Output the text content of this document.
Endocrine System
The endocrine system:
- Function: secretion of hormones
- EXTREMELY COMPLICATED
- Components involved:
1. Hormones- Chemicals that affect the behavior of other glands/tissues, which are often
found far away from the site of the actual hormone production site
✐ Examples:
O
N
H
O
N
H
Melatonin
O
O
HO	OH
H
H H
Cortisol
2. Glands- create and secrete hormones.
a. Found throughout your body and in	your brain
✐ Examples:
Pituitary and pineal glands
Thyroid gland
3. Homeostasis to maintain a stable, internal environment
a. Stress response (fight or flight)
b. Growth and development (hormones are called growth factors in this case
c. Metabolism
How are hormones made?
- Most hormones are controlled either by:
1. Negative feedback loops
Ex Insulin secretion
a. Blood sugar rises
· · · · · · ·
Retype the entries exactly, including every line.

Output the text content of this document.
Endocrine System
The endocrine system:
- Function: secretion of hormones
- EXTREMELY COMPLICATED
- Components involved:
1. Hormones- Chemicals that affect the behavior of other glands/tissues, which are often
found far away from the site of the actual hormone production site
✐ Examples:
O
N
H
O
N
H
Melatonin
O
O
HO	OH
H
H H
Cortisol
2. Glands- create and secrete hormones.
a. Found throughout your body and in	your brain
✐ Examples:
Pituitary and pineal glands
Thyroid gland
3. Homeostasis to maintain a stable, internal environment
a. Stress response (fight or flight)
b. Growth and development (hormones are called growth factors in this case
c. Metabolism
How are hormones made?
- Most hormones are controlled either by:
1. Negative feedback loops
Ex Insulin secretion
a. Blood sugar rises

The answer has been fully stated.